Short task -
What follows is a set of entries. Give them again exactly, without the pictures.

Dataset records -
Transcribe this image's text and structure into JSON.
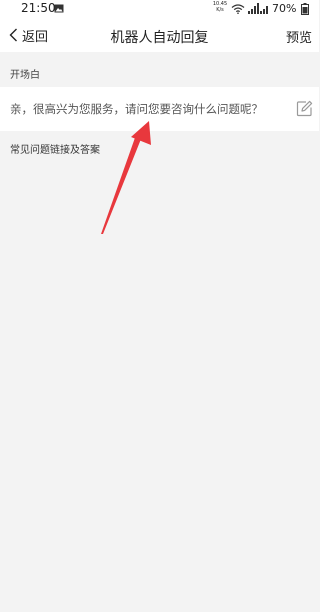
{
  "status_bar": {
    "time": "21:50",
    "speed_value": "10.45",
    "speed_unit": "K/s",
    "battery": "70%",
    "icons": [
      "image-icon",
      "wifi-icon",
      "signal-icon",
      "battery-icon"
    ]
  },
  "nav": {
    "back_label": "返回",
    "title": "机器人自动回复",
    "preview_label": "预览"
  },
  "opening": {
    "section_label": "开场白",
    "greeting": "亲，很高兴为您服务，请问您要咨询什么问题呢？"
  },
  "faq": {
    "section_label": "常见问题链接及答案"
  },
  "colors": {
    "page_background": "#f3f3f3",
    "bar_background": "#ffffff",
    "annotation_arrow": "#e8383d"
  }
}
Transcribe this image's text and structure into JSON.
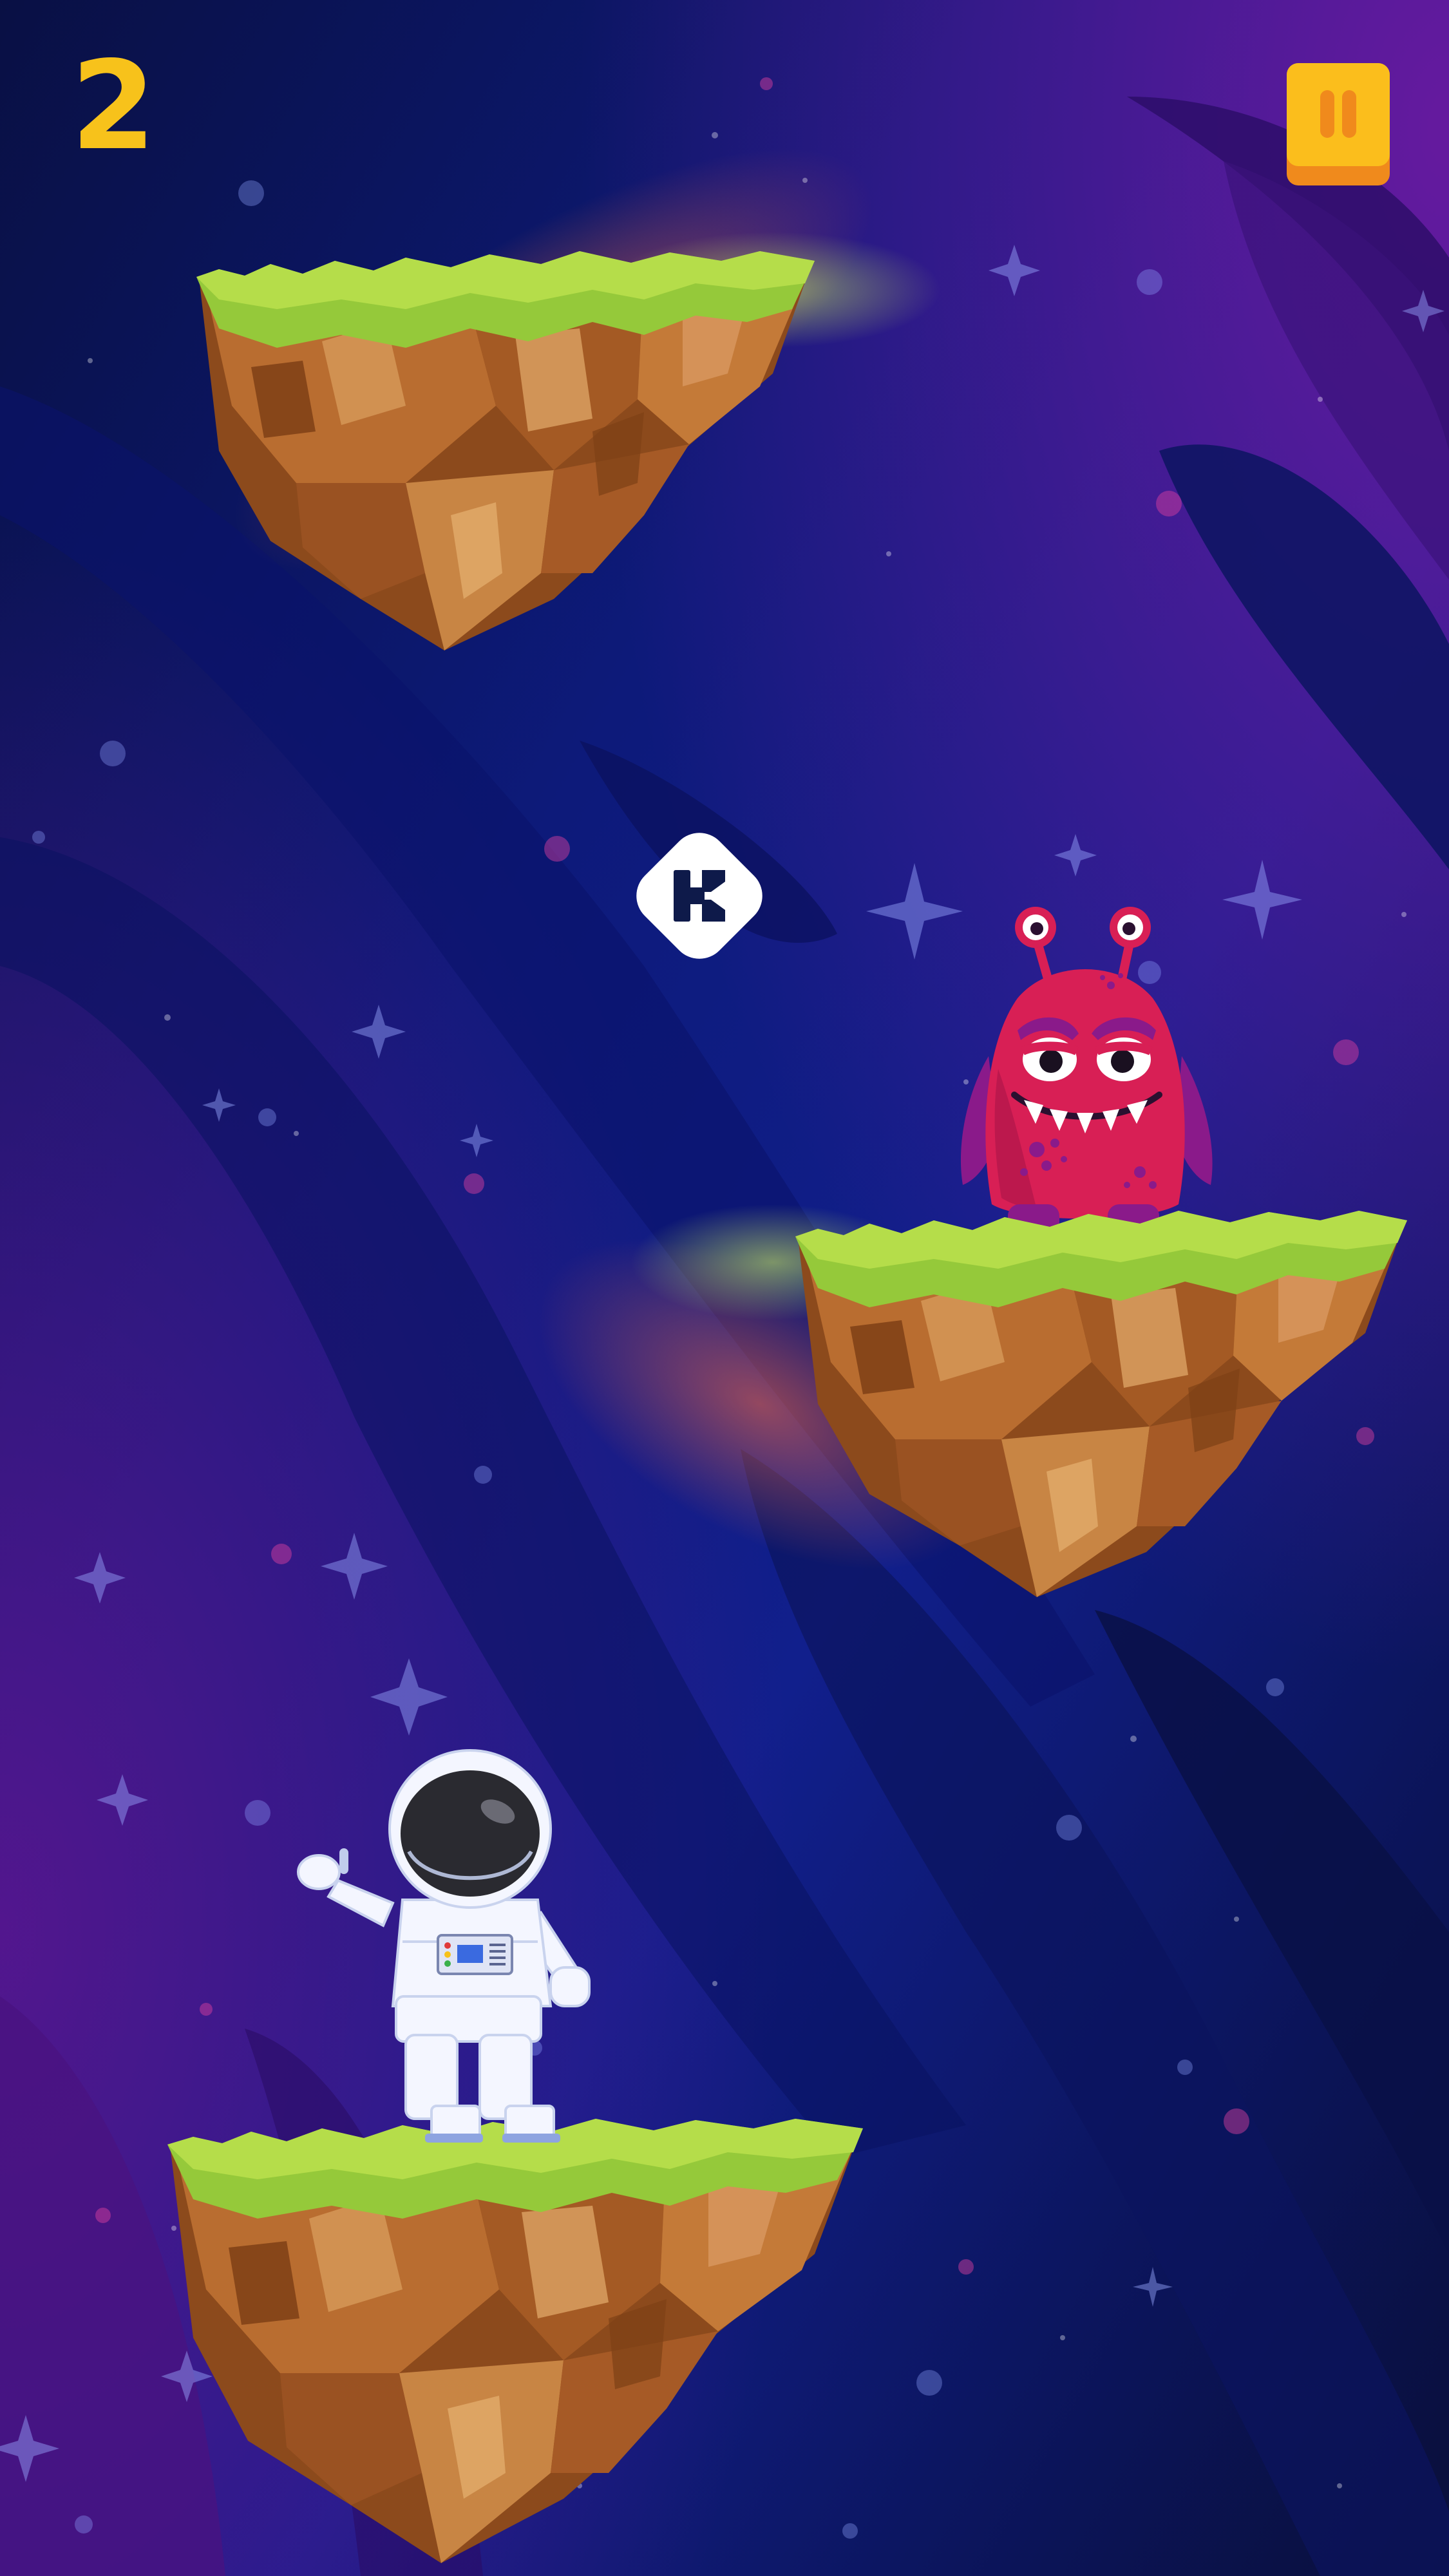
{
  "hud": {
    "score": "2",
    "score_color": "#f7c21b",
    "pause_icon": "pause-icon",
    "pause_color": "#fbbe1c"
  },
  "pickup": {
    "icon": "k-token-icon",
    "fill": "#ffffff",
    "glyph_color": "#0e1a4a"
  },
  "characters": {
    "player": "astronaut",
    "enemy": "red-three-eyed-alien"
  },
  "palette": {
    "space_dark": "#0a0f3a",
    "space_blue": "#1628a0",
    "space_purple": "#5a1690",
    "grass": "#9acc3a",
    "rock": "#b06a30",
    "alien": "#d81f55"
  }
}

Answer to the problem -
Transcribe this image's text and structure into JSON.
{
  "status_bar": {
    "time": "21:50",
    "speed_value": "10.45",
    "speed_unit": "K/s",
    "battery": "70%",
    "icons": [
      "image-icon",
      "wifi-icon",
      "signal-icon",
      "battery-icon"
    ]
  },
  "nav": {
    "back_label": "返回",
    "title": "机器人自动回复",
    "preview_label": "预览"
  },
  "opening": {
    "section_label": "开场白",
    "greeting": "亲，很高兴为您服务，请问您要咨询什么问题呢？"
  },
  "faq": {
    "section_label": "常见问题链接及答案"
  },
  "colors": {
    "page_background": "#f3f3f3",
    "bar_background": "#ffffff",
    "annotation_arrow": "#e8383d"
  }
}
Transcribe this image's text and structure into JSON.
{
  "hud": {
    "score": "2",
    "score_color": "#f7c21b",
    "pause_icon": "pause-icon",
    "pause_color": "#fbbe1c"
  },
  "pickup": {
    "icon": "k-token-icon",
    "fill": "#ffffff",
    "glyph_color": "#0e1a4a"
  },
  "characters": {
    "player": "astronaut",
    "enemy": "red-three-eyed-alien"
  },
  "palette": {
    "space_dark": "#0a0f3a",
    "space_blue": "#1628a0",
    "space_purple": "#5a1690",
    "grass": "#9acc3a",
    "rock": "#b06a30",
    "alien": "#d81f55"
  }
}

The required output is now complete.